Что сделать:
Какие глаголы в стихотворении ниже стоят в форме повелительного наклонения, выраженной одним словом? Перечислите их все.

Выбранный отрывок:
Дорогами предков, Отчизна, иди!
Обманет не ястреб, кукушка из леса.
Отринь, мой народ, обходные пути,
Отвергни призыв путеводного беса.
И Бог да спасает твоих удальцов,
Как это бывало уже не однажды,
Презри мудрость глупых и дурь мудрецов.
Предательский нож изнывает от жажды.
Последнюю жилу ему не проткнуть!
(У храброго труса задача такая.)
но гром поднебесный не ищет свой путь,
в скалу пробивается нить золотая.
И витязи Косова, павшие ниц,
Встречая без страха орду чужеземцев,
Впервые узнали про доблесть убийц,
Губивших твоих стариков и младенцев.
Мужайся! Хоть знамя в руке подлеца,
Вручающей вражьи медали,
В бандита она обратила борца,
Священника — в сборщика дани.

Извлечённые данные:
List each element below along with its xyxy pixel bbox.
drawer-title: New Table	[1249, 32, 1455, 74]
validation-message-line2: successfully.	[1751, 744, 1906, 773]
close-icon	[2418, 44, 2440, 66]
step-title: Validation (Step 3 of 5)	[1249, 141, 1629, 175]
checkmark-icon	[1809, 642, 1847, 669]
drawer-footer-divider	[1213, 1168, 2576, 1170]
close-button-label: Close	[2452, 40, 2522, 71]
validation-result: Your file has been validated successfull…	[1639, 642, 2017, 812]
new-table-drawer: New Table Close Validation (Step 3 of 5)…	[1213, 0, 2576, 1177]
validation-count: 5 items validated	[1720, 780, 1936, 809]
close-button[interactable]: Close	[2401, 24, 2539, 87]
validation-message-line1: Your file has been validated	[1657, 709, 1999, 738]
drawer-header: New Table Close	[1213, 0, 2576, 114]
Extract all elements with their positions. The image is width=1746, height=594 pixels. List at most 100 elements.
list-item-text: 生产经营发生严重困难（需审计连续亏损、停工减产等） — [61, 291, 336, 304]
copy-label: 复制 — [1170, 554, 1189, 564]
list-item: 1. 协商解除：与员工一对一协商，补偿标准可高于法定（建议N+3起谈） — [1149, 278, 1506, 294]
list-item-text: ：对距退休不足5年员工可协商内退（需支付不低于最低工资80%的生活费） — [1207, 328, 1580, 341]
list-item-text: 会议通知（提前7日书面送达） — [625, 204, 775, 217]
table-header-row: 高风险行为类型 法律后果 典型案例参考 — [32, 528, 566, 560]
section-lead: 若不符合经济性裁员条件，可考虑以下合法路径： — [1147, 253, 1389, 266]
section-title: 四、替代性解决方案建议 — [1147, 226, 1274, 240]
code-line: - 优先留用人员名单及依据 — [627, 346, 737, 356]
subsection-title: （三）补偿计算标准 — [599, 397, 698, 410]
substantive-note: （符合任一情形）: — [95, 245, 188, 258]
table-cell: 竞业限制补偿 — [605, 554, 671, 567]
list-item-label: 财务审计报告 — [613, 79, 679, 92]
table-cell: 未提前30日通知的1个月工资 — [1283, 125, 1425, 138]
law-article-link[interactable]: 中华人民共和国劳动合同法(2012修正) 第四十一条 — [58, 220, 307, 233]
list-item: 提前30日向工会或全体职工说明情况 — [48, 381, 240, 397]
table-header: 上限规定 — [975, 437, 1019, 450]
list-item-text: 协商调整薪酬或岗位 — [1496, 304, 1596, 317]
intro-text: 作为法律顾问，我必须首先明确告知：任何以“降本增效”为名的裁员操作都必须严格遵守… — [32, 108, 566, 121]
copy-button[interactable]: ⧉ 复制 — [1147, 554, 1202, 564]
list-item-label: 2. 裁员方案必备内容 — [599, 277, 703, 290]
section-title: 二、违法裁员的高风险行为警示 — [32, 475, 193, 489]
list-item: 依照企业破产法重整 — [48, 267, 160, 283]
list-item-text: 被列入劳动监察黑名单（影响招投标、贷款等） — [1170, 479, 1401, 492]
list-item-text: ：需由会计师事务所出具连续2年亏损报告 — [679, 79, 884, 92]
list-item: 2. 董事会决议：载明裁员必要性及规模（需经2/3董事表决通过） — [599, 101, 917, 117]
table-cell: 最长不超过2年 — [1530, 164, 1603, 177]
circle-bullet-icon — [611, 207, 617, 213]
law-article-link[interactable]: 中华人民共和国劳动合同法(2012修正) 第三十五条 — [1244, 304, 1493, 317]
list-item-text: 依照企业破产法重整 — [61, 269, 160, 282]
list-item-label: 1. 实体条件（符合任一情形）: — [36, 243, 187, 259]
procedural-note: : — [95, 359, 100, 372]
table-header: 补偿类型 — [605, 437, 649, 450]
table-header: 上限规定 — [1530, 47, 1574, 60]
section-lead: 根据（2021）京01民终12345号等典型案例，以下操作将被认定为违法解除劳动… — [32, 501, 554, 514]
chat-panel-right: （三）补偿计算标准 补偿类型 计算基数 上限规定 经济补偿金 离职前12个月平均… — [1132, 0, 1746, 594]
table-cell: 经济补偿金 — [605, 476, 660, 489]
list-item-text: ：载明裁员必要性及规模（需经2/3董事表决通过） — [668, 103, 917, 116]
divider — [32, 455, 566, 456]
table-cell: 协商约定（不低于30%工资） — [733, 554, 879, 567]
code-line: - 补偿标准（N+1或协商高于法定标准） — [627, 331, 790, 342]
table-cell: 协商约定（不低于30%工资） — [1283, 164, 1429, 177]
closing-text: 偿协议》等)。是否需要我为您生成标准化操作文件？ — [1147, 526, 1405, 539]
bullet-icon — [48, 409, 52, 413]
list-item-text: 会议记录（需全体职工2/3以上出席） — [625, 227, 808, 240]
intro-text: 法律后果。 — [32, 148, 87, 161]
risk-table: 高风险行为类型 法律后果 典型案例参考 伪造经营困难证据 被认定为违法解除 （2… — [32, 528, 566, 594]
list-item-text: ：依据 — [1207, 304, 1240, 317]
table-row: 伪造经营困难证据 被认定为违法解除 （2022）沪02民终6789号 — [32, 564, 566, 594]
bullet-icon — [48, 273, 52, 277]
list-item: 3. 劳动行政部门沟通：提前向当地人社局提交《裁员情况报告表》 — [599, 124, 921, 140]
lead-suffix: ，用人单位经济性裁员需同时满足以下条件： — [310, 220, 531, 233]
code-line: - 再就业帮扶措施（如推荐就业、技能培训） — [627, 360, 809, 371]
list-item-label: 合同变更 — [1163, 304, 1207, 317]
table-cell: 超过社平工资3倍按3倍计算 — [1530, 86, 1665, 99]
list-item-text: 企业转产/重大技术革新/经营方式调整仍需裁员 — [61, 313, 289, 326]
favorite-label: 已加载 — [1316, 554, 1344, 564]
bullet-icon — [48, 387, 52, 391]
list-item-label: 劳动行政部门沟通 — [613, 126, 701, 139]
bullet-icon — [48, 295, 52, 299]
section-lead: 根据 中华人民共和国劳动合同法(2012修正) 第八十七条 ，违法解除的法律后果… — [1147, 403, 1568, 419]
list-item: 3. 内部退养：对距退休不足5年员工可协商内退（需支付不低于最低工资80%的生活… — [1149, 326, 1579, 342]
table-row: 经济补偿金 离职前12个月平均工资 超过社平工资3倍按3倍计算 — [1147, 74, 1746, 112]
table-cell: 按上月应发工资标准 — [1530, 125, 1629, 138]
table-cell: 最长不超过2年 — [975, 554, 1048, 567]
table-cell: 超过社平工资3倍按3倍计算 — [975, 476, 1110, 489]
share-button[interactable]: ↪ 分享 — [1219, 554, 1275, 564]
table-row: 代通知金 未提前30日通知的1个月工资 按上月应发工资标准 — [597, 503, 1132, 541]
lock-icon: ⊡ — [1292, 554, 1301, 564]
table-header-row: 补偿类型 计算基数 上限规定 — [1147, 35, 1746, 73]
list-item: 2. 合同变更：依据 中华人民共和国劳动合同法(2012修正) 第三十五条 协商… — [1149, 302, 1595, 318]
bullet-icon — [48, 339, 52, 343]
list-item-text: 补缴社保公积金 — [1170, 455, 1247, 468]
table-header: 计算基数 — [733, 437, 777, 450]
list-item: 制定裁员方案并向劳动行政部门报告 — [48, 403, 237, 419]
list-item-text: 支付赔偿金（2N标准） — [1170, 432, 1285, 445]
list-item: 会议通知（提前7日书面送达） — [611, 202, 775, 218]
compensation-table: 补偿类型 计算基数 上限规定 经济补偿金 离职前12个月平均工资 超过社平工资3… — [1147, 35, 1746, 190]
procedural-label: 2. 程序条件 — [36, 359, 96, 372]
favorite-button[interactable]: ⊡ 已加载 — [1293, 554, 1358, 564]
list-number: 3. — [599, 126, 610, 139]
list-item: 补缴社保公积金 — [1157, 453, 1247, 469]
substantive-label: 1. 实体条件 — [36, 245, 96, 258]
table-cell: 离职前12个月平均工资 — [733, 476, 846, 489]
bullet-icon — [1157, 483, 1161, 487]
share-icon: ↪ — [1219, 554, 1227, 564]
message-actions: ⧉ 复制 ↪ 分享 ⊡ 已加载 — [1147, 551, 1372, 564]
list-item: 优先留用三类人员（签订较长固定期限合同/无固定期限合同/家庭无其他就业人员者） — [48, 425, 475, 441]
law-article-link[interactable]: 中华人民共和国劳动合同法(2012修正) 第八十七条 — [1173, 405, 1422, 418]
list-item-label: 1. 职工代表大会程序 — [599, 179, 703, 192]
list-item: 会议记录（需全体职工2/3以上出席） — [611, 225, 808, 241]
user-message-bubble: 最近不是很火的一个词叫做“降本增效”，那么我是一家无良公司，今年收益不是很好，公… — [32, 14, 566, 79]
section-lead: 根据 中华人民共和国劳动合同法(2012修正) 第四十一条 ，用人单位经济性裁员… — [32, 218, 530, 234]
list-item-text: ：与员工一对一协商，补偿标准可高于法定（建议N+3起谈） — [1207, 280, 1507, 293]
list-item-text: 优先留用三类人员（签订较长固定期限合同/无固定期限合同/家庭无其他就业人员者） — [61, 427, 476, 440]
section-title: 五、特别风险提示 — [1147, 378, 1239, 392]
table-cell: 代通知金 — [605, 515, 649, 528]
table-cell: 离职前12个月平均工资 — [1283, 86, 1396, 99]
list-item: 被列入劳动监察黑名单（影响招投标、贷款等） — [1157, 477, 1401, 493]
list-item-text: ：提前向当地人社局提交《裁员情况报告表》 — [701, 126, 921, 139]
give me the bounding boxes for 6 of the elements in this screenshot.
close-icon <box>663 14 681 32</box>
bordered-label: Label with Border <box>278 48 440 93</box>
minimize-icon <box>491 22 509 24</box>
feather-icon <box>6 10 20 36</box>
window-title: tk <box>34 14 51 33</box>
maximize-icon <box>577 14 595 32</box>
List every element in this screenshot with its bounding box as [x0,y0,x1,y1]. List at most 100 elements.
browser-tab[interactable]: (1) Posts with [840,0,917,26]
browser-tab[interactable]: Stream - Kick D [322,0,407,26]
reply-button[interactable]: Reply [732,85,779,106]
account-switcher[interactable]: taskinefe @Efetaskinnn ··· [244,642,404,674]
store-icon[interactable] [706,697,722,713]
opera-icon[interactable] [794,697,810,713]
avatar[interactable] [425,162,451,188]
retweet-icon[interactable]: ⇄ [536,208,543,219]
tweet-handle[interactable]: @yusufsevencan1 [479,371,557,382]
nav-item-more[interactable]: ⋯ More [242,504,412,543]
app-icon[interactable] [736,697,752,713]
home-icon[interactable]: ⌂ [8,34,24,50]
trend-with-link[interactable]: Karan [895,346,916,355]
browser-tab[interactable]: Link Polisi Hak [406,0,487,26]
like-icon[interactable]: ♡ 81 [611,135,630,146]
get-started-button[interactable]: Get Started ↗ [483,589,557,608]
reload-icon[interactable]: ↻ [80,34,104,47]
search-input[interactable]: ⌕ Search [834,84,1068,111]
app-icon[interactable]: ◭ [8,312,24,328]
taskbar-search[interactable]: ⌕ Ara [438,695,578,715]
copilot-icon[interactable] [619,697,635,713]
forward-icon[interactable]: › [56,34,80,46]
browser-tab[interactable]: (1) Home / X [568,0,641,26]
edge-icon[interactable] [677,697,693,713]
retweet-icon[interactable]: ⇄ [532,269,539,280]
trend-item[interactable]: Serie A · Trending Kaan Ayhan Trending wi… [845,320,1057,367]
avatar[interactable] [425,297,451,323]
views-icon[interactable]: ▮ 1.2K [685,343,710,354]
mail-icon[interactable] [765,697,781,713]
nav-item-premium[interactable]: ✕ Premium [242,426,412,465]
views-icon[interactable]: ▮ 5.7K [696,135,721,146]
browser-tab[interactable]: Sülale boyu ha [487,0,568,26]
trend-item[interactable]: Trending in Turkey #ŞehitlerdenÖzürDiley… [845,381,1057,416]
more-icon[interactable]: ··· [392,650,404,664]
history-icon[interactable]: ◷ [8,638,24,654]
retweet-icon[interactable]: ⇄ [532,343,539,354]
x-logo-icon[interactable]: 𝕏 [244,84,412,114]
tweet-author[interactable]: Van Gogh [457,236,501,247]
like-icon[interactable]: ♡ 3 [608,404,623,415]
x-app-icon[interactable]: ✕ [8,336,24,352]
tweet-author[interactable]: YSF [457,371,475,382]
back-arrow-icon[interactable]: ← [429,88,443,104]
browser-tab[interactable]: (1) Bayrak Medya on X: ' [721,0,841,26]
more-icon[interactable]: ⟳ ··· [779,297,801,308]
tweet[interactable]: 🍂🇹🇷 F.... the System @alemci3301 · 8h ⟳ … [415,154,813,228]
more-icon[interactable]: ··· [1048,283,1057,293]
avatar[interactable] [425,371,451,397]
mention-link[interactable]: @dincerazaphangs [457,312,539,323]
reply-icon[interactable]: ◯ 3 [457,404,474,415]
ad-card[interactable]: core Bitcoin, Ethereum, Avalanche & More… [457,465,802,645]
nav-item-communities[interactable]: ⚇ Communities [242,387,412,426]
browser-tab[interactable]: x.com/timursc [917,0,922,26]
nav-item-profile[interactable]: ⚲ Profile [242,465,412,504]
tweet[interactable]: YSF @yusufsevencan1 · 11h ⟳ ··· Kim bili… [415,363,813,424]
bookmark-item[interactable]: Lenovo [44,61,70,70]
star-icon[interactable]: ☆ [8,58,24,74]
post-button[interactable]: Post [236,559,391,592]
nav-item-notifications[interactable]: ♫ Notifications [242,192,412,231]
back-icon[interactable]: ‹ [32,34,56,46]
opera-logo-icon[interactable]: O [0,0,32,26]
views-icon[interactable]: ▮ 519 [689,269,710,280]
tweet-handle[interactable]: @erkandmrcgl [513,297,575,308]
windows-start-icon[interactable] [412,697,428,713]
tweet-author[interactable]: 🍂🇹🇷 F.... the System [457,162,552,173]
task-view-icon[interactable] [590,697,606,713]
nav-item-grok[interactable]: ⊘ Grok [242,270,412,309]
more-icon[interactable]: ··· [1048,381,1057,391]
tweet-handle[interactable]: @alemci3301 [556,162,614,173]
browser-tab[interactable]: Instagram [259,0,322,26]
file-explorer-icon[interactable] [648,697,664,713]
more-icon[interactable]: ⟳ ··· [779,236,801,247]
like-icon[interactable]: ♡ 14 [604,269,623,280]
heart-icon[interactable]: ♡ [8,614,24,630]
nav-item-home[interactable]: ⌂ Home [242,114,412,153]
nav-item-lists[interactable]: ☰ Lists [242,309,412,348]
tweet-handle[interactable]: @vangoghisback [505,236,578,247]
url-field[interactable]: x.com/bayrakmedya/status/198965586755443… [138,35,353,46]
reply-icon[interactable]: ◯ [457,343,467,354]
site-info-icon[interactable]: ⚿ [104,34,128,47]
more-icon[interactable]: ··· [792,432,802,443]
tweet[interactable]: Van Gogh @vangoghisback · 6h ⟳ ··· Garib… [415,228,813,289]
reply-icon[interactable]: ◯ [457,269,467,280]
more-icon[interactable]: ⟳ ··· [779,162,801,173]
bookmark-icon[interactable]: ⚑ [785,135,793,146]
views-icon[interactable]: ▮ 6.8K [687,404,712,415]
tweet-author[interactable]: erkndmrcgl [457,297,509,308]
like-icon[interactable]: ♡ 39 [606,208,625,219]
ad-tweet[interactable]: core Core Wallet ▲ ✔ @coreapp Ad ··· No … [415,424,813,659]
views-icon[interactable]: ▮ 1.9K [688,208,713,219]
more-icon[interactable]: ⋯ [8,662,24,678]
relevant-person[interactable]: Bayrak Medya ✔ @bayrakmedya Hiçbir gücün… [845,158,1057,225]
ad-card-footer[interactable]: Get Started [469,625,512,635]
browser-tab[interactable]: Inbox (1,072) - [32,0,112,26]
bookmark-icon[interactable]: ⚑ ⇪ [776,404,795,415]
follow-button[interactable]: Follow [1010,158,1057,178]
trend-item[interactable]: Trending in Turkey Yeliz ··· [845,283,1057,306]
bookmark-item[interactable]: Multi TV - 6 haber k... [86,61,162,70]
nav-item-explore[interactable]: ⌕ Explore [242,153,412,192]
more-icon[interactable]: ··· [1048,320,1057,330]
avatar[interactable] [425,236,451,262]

Результат:
иди, отринь, отвергни, презри, мужайся